- Exercise:
Here are some records; quote them exactly, leaving out the pictures.

*-*-*

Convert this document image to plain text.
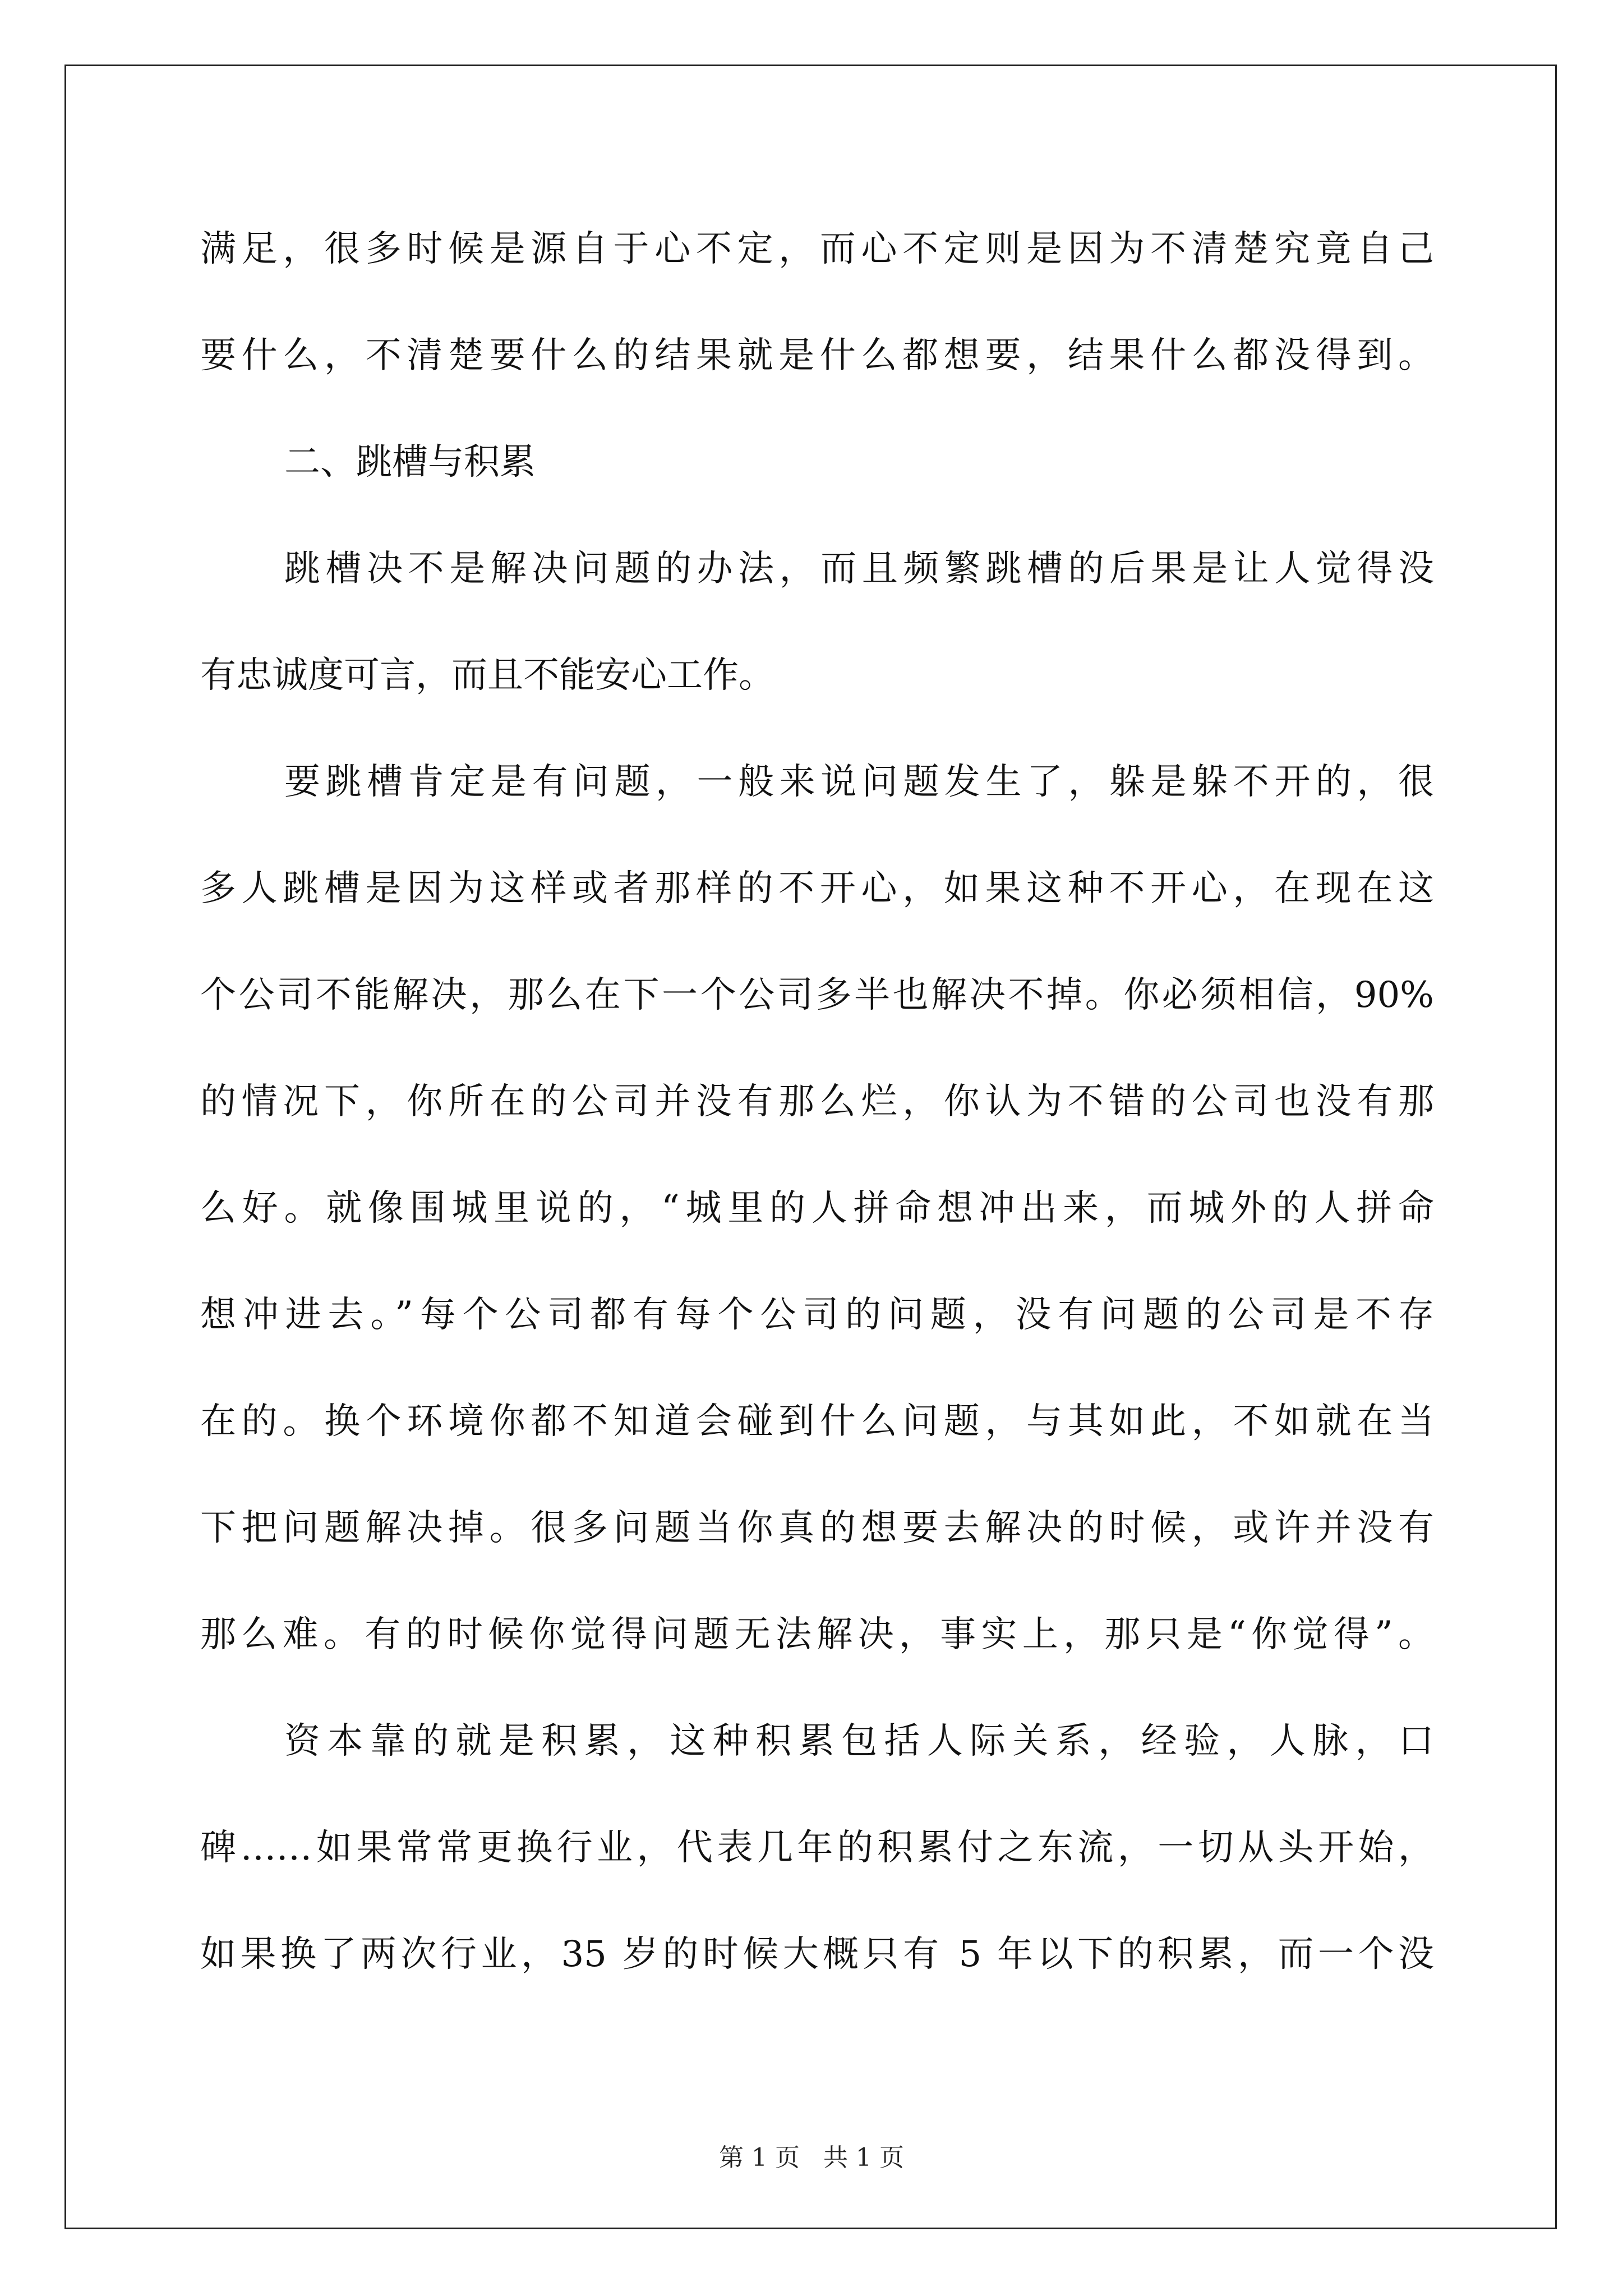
满足，很多时候是源自于心不定，而心不定则是因为不清楚究竟自己
要什么，不清楚要什么的结果就是什么都想要，结果什么都没得到。
二、跳槽与积累
跳槽决不是解决问题的办法，而且频繁跳槽的后果是让人觉得没
有忠诚度可言，而且不能安心工作。
要跳槽肯定是有问题，一般来说问题发生了，躲是躲不开的，很
多人跳槽是因为这样或者那样的不开心，如果这种不开心，在现在这
个公司不能解决，那么在下一个公司多半也解决不掉。你必须相信，90%
的情况下，你所在的公司并没有那么烂，你认为不错的公司也没有那
么好。就像围城里说的，“城里的人拼命想冲出来，而城外的人拼命
想冲进去。”每个公司都有每个公司的问题，没有问题的公司是不存
在的。换个环境你都不知道会碰到什么问题，与其如此，不如就在当
下把问题解决掉。很多问题当你真的想要去解决的时候，或许并没有
那么难。有的时候你觉得问题无法解决，事实上，那只是“你觉得”。
资本靠的就是积累，这种积累包括人际关系，经验，人脉，口
碑……如果常常更换行业，代表几年的积累付之东流，一切从头开始，
如果换了两次行业，35 岁的时候大概只有 5 年以下的积累，而一个没
第 1 页   共 1 页
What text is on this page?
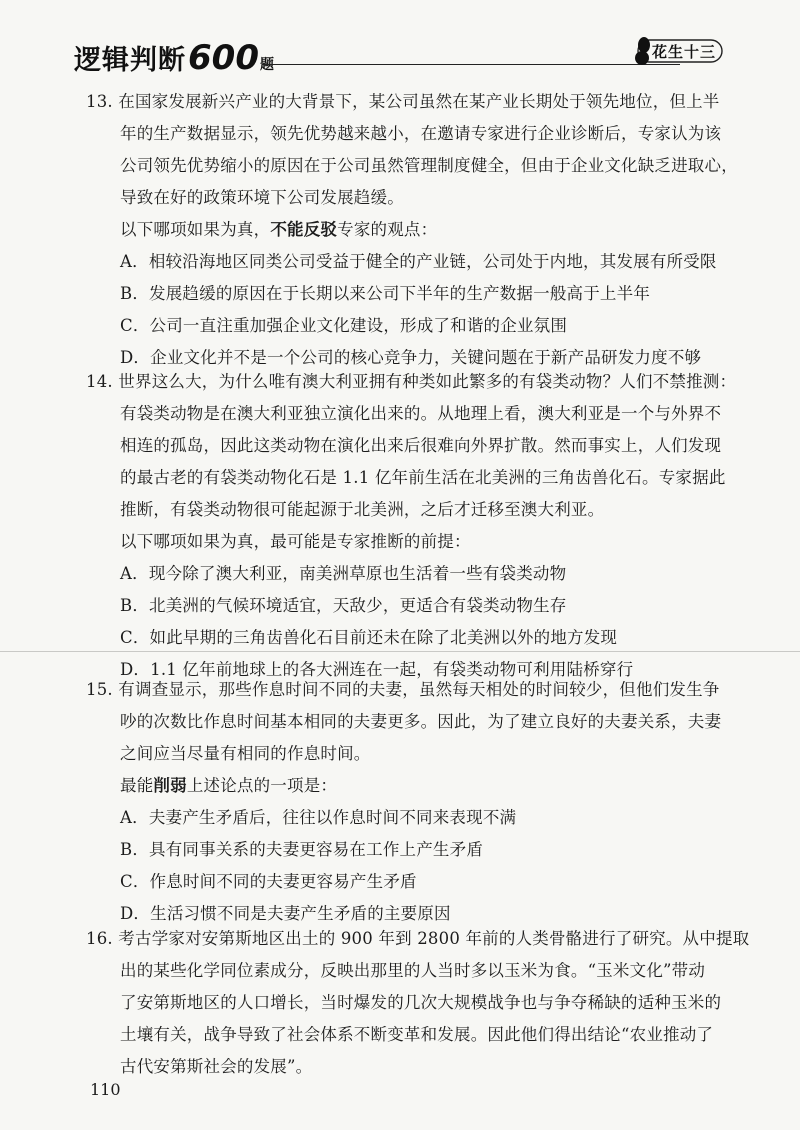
逻辑判断600题
花生十三
13. 在国家发展新兴产业的大背景下，某公司虽然在某产业长期处于领先地位，但上半
年的生产数据显示，领先优势越来越小，在邀请专家进行企业诊断后，专家认为该
公司领先优势缩小的原因在于公司虽然管理制度健全，但由于企业文化缺乏进取心，
导致在好的政策环境下公司发展趋缓。
以下哪项如果为真，不能反驳专家的观点：
A．相较沿海地区同类公司受益于健全的产业链，公司处于内地，其发展有所受限
B．发展趋缓的原因在于长期以来公司下半年的生产数据一般高于上半年
C．公司一直注重加强企业文化建设，形成了和谐的企业氛围
D．企业文化并不是一个公司的核心竞争力，关键问题在于新产品研发力度不够
14. 世界这么大，为什么唯有澳大利亚拥有种类如此繁多的有袋类动物？人们不禁推测：
有袋类动物是在澳大利亚独立演化出来的。从地理上看，澳大利亚是一个与外界不
相连的孤岛，因此这类动物在演化出来后很难向外界扩散。然而事实上，人们发现
的最古老的有袋类动物化石是 1.1 亿年前生活在北美洲的三角齿兽化石。专家据此
推断，有袋类动物很可能起源于北美洲，之后才迁移至澳大利亚。
以下哪项如果为真，最可能是专家推断的前提：
A．现今除了澳大利亚，南美洲草原也生活着一些有袋类动物
B．北美洲的气候环境适宜，天敌少，更适合有袋类动物生存
C．如此早期的三角齿兽化石目前还未在除了北美洲以外的地方发现
D．1.1 亿年前地球上的各大洲连在一起，有袋类动物可利用陆桥穿行
15. 有调查显示，那些作息时间不同的夫妻，虽然每天相处的时间较少，但他们发生争
吵的次数比作息时间基本相同的夫妻更多。因此，为了建立良好的夫妻关系，夫妻
之间应当尽量有相同的作息时间。
最能削弱上述论点的一项是：
A．夫妻产生矛盾后，往往以作息时间不同来表现不满
B．具有同事关系的夫妻更容易在工作上产生矛盾
C．作息时间不同的夫妻更容易产生矛盾
D．生活习惯不同是夫妻产生矛盾的主要原因
16. 考古学家对安第斯地区出土的 900 年到 2800 年前的人类骨骼进行了研究。从中提取
出的某些化学同位素成分，反映出那里的人当时多以玉米为食。“玉米文化”带动
了安第斯地区的人口增长，当时爆发的几次大规模战争也与争夺稀缺的适种玉米的
土壤有关，战争导致了社会体系不断变革和发展。因此他们得出结论“农业推动了
古代安第斯社会的发展”。
110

*-*-*

- Answer for the task:
Convert this document image to plain text.
满足，很多时候是源自于心不定，而心不定则是因为不清楚究竟自己
要什么，不清楚要什么的结果就是什么都想要，结果什么都没得到。
二、跳槽与积累
跳槽决不是解决问题的办法，而且频繁跳槽的后果是让人觉得没
有忠诚度可言，而且不能安心工作。
要跳槽肯定是有问题，一般来说问题发生了，躲是躲不开的，很
多人跳槽是因为这样或者那样的不开心，如果这种不开心，在现在这
个公司不能解决，那么在下一个公司多半也解决不掉。你必须相信，90%
的情况下，你所在的公司并没有那么烂，你认为不错的公司也没有那
么好。就像围城里说的，“城里的人拼命想冲出来，而城外的人拼命
想冲进去。”每个公司都有每个公司的问题，没有问题的公司是不存
在的。换个环境你都不知道会碰到什么问题，与其如此，不如就在当
下把问题解决掉。很多问题当你真的想要去解决的时候，或许并没有
那么难。有的时候你觉得问题无法解决，事实上，那只是“你觉得”。
资本靠的就是积累，这种积累包括人际关系，经验，人脉，口
碑……如果常常更换行业，代表几年的积累付之东流，一切从头开始，
如果换了两次行业，35 岁的时候大概只有 5 年以下的积累，而一个没
第 1 页   共 1 页
What text is on this page?
逻辑判断600题
花生十三
13. 在国家发展新兴产业的大背景下，某公司虽然在某产业长期处于领先地位，但上半
年的生产数据显示，领先优势越来越小，在邀请专家进行企业诊断后，专家认为该
公司领先优势缩小的原因在于公司虽然管理制度健全，但由于企业文化缺乏进取心，
导致在好的政策环境下公司发展趋缓。
以下哪项如果为真，不能反驳专家的观点：
A．相较沿海地区同类公司受益于健全的产业链，公司处于内地，其发展有所受限
B．发展趋缓的原因在于长期以来公司下半年的生产数据一般高于上半年
C．公司一直注重加强企业文化建设，形成了和谐的企业氛围
D．企业文化并不是一个公司的核心竞争力，关键问题在于新产品研发力度不够
14. 世界这么大，为什么唯有澳大利亚拥有种类如此繁多的有袋类动物？人们不禁推测：
有袋类动物是在澳大利亚独立演化出来的。从地理上看，澳大利亚是一个与外界不
相连的孤岛，因此这类动物在演化出来后很难向外界扩散。然而事实上，人们发现
的最古老的有袋类动物化石是 1.1 亿年前生活在北美洲的三角齿兽化石。专家据此
推断，有袋类动物很可能起源于北美洲，之后才迁移至澳大利亚。
以下哪项如果为真，最可能是专家推断的前提：
A．现今除了澳大利亚，南美洲草原也生活着一些有袋类动物
B．北美洲的气候环境适宜，天敌少，更适合有袋类动物生存
C．如此早期的三角齿兽化石目前还未在除了北美洲以外的地方发现
D．1.1 亿年前地球上的各大洲连在一起，有袋类动物可利用陆桥穿行
15. 有调查显示，那些作息时间不同的夫妻，虽然每天相处的时间较少，但他们发生争
吵的次数比作息时间基本相同的夫妻更多。因此，为了建立良好的夫妻关系，夫妻
之间应当尽量有相同的作息时间。
最能削弱上述论点的一项是：
A．夫妻产生矛盾后，往往以作息时间不同来表现不满
B．具有同事关系的夫妻更容易在工作上产生矛盾
C．作息时间不同的夫妻更容易产生矛盾
D．生活习惯不同是夫妻产生矛盾的主要原因
16. 考古学家对安第斯地区出土的 900 年到 2800 年前的人类骨骼进行了研究。从中提取
出的某些化学同位素成分，反映出那里的人当时多以玉米为食。“玉米文化”带动
了安第斯地区的人口增长，当时爆发的几次大规模战争也与争夺稀缺的适种玉米的
土壤有关，战争导致了社会体系不断变革和发展。因此他们得出结论“农业推动了
古代安第斯社会的发展”。
110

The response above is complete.